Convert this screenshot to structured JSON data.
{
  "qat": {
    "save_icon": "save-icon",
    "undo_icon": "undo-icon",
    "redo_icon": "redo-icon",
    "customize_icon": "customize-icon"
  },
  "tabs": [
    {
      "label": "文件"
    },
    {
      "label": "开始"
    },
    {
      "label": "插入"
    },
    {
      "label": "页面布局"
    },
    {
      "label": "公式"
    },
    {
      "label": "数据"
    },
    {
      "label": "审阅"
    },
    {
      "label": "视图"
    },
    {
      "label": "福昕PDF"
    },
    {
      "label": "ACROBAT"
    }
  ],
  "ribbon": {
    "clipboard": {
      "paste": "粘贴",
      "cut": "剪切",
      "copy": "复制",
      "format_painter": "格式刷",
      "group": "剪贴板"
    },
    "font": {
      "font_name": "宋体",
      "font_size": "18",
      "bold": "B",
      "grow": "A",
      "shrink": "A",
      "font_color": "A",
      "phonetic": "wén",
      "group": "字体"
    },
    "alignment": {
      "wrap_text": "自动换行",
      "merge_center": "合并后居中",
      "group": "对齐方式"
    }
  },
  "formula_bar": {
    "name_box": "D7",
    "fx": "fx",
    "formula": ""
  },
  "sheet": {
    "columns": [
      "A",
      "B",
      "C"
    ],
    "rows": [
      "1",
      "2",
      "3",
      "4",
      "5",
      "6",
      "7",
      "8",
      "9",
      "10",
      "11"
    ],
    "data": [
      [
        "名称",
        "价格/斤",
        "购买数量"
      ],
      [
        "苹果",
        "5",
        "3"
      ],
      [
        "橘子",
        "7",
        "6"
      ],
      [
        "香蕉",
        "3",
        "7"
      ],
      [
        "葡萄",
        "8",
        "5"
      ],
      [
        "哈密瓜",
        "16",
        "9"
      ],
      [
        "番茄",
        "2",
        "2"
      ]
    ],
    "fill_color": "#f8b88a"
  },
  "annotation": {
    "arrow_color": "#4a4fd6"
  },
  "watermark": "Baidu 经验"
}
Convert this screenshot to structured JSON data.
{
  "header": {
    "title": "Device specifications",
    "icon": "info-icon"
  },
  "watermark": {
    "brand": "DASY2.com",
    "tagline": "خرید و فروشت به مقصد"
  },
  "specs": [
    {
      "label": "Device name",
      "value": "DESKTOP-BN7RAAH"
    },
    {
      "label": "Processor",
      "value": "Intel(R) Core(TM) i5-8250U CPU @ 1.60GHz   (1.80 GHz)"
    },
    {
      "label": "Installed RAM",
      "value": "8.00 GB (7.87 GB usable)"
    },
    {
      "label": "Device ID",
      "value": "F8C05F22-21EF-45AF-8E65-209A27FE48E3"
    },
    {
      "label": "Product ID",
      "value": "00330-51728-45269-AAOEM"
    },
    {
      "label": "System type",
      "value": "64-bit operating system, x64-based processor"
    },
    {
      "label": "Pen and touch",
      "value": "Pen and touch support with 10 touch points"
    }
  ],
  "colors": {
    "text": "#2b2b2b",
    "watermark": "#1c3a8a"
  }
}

--------------------------------------------------

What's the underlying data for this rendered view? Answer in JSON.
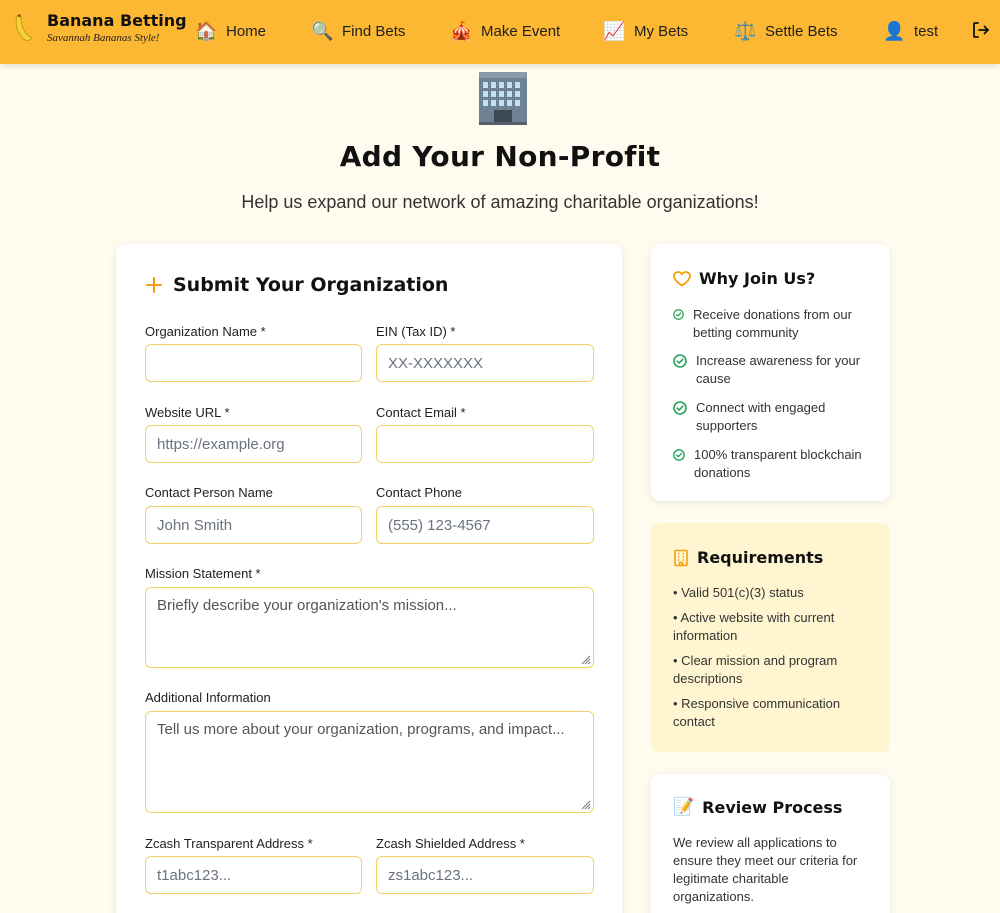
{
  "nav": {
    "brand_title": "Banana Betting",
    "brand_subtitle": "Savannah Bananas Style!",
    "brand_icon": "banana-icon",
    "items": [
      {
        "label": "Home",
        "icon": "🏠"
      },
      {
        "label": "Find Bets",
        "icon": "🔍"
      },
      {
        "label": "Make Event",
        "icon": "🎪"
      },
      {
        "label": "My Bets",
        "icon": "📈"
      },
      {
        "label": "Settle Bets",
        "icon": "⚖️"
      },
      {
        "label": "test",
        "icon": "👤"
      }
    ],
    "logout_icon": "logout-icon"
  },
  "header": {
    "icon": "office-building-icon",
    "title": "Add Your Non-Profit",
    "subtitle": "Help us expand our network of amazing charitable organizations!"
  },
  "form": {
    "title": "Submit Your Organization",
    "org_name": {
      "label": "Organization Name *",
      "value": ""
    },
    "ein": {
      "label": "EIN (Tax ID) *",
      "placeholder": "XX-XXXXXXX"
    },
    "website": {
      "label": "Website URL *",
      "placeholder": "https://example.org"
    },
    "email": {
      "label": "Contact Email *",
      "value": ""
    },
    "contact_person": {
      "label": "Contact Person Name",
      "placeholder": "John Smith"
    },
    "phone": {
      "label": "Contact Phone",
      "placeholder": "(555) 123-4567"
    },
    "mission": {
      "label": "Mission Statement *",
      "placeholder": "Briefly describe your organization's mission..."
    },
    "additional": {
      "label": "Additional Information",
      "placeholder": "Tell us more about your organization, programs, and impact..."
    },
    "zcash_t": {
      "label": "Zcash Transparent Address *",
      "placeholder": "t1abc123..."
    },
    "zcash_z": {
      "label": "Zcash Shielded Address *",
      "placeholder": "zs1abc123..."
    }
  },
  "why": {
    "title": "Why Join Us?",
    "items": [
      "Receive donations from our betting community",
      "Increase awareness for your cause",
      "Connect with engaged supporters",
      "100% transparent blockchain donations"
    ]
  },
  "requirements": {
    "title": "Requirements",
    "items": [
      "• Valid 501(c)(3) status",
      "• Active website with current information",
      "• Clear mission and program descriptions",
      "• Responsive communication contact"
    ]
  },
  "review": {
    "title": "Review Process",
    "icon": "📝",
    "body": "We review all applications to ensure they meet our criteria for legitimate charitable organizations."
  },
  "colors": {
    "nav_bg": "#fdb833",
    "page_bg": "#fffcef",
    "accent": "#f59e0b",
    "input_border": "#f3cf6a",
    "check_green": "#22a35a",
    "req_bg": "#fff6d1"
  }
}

--------------------------------------------------

Search the data for "Bets". Copy every line that has it.

=== CORRECT OUTPUT ===
        "label": "Find Bets",
        "label": "My Bets",
        "label": "Settle Bets",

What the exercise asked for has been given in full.